▶ [AIM OF THE EXERCISE]
Nothing before the line containing "What does this" belongs in the answer; quote that line and all lines after it through the end of the material, word for word.
○ ○ ○ ○ ○ ○ ○
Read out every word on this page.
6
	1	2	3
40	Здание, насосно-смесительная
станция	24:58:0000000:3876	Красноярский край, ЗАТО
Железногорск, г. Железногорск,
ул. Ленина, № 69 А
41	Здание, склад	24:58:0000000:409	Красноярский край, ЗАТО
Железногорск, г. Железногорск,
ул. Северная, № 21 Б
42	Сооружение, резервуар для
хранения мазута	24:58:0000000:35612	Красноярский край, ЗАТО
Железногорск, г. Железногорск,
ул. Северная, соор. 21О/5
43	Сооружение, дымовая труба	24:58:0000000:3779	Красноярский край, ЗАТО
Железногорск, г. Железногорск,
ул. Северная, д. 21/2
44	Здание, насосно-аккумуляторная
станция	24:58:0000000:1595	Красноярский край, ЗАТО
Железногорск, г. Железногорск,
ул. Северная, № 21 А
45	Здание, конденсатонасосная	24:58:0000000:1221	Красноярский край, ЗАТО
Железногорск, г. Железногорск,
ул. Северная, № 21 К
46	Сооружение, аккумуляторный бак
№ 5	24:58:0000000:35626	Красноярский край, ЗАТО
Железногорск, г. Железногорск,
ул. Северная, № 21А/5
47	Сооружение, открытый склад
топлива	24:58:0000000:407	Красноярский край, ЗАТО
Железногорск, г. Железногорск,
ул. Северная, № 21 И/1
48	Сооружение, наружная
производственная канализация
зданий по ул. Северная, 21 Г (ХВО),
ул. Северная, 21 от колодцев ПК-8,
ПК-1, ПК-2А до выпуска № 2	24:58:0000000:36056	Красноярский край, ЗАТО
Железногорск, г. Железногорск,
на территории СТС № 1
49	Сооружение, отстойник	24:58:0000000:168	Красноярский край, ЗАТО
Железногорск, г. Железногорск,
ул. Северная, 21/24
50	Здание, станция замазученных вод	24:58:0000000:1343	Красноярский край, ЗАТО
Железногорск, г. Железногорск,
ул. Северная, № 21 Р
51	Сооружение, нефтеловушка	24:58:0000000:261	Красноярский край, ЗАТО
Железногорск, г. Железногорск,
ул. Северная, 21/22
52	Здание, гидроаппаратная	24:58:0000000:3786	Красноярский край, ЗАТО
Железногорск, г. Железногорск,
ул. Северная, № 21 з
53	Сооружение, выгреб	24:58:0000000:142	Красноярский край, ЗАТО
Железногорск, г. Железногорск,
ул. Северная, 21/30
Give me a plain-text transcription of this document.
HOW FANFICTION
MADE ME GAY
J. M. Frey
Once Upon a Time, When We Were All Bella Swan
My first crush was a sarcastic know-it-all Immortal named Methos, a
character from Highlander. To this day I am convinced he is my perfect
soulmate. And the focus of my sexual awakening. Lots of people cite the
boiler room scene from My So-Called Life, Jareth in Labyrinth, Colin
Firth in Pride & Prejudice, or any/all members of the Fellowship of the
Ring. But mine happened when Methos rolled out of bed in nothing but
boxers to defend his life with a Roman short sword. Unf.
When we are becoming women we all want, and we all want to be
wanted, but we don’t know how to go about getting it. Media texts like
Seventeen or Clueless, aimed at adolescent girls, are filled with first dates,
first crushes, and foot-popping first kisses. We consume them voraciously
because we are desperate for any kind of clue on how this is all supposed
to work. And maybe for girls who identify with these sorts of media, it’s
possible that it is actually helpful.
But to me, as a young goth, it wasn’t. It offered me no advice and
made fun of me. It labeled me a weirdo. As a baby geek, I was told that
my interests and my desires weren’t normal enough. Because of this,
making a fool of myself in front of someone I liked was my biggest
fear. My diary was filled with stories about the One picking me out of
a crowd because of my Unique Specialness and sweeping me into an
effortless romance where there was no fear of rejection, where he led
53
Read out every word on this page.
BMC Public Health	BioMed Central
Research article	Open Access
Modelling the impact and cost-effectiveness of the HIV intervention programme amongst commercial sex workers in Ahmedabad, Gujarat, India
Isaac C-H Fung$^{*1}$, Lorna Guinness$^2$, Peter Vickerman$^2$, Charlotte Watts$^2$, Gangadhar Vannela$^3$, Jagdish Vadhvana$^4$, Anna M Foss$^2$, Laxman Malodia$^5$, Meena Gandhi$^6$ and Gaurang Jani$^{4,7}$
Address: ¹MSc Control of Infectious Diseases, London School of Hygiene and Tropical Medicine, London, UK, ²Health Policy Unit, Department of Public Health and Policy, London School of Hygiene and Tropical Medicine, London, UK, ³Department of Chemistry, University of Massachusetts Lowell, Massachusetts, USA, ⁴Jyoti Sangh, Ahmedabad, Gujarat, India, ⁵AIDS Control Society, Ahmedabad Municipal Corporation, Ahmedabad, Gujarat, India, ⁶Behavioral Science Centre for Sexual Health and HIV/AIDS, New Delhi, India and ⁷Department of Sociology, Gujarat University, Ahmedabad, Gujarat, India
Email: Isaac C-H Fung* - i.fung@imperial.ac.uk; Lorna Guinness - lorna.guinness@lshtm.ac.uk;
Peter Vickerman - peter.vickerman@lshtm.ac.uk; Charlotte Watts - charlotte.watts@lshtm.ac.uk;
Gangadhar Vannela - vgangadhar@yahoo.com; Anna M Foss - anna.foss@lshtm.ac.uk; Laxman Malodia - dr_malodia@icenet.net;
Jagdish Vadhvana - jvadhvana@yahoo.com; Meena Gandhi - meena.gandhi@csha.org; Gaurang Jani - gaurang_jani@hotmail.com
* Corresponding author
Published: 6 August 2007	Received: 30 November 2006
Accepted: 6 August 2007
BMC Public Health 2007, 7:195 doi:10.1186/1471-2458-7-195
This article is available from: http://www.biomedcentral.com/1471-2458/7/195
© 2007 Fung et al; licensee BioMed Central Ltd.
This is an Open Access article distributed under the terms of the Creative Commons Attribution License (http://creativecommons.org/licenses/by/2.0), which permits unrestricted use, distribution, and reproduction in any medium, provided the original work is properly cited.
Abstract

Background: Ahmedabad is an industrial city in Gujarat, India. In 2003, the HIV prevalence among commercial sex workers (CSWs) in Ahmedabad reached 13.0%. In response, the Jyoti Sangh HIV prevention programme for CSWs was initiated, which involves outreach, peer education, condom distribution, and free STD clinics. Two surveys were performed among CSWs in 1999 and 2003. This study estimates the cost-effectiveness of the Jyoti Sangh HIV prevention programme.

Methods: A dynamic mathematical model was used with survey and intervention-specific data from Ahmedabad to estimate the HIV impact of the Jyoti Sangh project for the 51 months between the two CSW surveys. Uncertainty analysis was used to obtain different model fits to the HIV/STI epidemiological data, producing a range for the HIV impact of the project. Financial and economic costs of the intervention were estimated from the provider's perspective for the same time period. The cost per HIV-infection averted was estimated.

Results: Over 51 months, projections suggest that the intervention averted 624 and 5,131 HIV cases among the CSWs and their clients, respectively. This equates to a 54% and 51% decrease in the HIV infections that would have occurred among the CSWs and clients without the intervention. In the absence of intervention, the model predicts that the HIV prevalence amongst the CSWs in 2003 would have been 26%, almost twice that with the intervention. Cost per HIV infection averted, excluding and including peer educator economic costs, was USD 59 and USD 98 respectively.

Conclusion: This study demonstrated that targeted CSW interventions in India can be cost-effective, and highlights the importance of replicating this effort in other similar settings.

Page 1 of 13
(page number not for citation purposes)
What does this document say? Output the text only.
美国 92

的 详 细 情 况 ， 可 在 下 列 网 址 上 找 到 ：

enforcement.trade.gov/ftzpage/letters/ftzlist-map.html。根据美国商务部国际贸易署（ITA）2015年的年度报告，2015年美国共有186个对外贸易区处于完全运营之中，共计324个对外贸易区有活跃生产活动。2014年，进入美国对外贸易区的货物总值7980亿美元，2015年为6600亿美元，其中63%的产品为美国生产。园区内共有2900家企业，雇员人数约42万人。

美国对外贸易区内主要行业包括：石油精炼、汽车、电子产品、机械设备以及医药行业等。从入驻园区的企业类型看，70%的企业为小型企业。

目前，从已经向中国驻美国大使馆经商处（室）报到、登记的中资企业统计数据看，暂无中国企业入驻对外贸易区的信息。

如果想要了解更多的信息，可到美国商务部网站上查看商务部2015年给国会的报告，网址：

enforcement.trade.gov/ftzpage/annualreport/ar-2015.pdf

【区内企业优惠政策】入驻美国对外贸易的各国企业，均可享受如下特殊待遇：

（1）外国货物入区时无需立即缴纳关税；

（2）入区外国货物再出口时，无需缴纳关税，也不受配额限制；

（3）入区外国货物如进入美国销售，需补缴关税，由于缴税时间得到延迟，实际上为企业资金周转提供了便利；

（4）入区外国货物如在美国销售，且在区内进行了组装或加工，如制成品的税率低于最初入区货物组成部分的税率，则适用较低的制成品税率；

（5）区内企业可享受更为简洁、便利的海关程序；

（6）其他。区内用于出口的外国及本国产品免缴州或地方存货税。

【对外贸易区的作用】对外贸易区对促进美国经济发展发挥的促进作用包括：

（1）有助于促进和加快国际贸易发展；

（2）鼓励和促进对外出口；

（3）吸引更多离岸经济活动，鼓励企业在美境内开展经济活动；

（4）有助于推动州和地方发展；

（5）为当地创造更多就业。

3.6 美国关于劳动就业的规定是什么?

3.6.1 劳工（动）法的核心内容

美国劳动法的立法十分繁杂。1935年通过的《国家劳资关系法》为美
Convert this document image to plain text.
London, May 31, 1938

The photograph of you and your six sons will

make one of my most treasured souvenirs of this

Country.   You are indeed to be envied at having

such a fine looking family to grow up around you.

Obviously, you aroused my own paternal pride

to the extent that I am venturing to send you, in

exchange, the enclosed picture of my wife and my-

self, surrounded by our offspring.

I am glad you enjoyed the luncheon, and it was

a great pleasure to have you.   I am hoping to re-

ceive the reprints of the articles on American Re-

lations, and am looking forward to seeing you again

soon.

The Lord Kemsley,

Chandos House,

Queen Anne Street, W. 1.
○ ○ ○ ○ ○ ○ ○
▶ [SOLUTION]
What does this document say? Output the text only.
美国 92

的 详 细 情 况 ， 可 在 下 列 网 址 上 找 到 ：

enforcement.trade.gov/ftzpage/letters/ftzlist-map.html。根据美国商务部国际贸易署（ITA）2015年的年度报告，2015年美国共有186个对外贸易区处于完全运营之中，共计324个对外贸易区有活跃生产活动。2014年，进入美国对外贸易区的货物总值7980亿美元，2015年为6600亿美元，其中63%的产品为美国生产。园区内共有2900家企业，雇员人数约42万人。

美国对外贸易区内主要行业包括：石油精炼、汽车、电子产品、机械设备以及医药行业等。从入驻园区的企业类型看，70%的企业为小型企业。

目前，从已经向中国驻美国大使馆经商处（室）报到、登记的中资企业统计数据看，暂无中国企业入驻对外贸易区的信息。

如果想要了解更多的信息，可到美国商务部网站上查看商务部2015年给国会的报告，网址：

enforcement.trade.gov/ftzpage/annualreport/ar-2015.pdf

【区内企业优惠政策】入驻美国对外贸易的各国企业，均可享受如下特殊待遇：

（1）外国货物入区时无需立即缴纳关税；

（2）入区外国货物再出口时，无需缴纳关税，也不受配额限制；

（3）入区外国货物如进入美国销售，需补缴关税，由于缴税时间得到延迟，实际上为企业资金周转提供了便利；

（4）入区外国货物如在美国销售，且在区内进行了组装或加工，如制成品的税率低于最初入区货物组成部分的税率，则适用较低的制成品税率；

（5）区内企业可享受更为简洁、便利的海关程序；

（6）其他。区内用于出口的外国及本国产品免缴州或地方存货税。

【对外贸易区的作用】对外贸易区对促进美国经济发展发挥的促进作用包括：

（1）有助于促进和加快国际贸易发展；

（2）鼓励和促进对外出口；

（3）吸引更多离岸经济活动，鼓励企业在美境内开展经济活动；

（4）有助于推动州和地方发展；

（5）为当地创造更多就业。

3.6 美国关于劳动就业的规定是什么?

3.6.1 劳工（动）法的核心内容

美国劳动法的立法十分繁杂。1935年通过的《国家劳资关系法》为美
Convert this document image to plain text.
London, May 31, 1938

The photograph of you and your six sons will

make one of my most treasured souvenirs of this

Country.   You are indeed to be envied at having

such a fine looking family to grow up around you.

Obviously, you aroused my own paternal pride

to the extent that I am venturing to send you, in

exchange, the enclosed picture of my wife and my-

self, surrounded by our offspring.

I am glad you enjoyed the luncheon, and it was

a great pleasure to have you.   I am hoping to re-

ceive the reprints of the articles on American Re-

lations, and am looking forward to seeing you again

soon.

The Lord Kemsley,

Chandos House,

Queen Anne Street, W. 1.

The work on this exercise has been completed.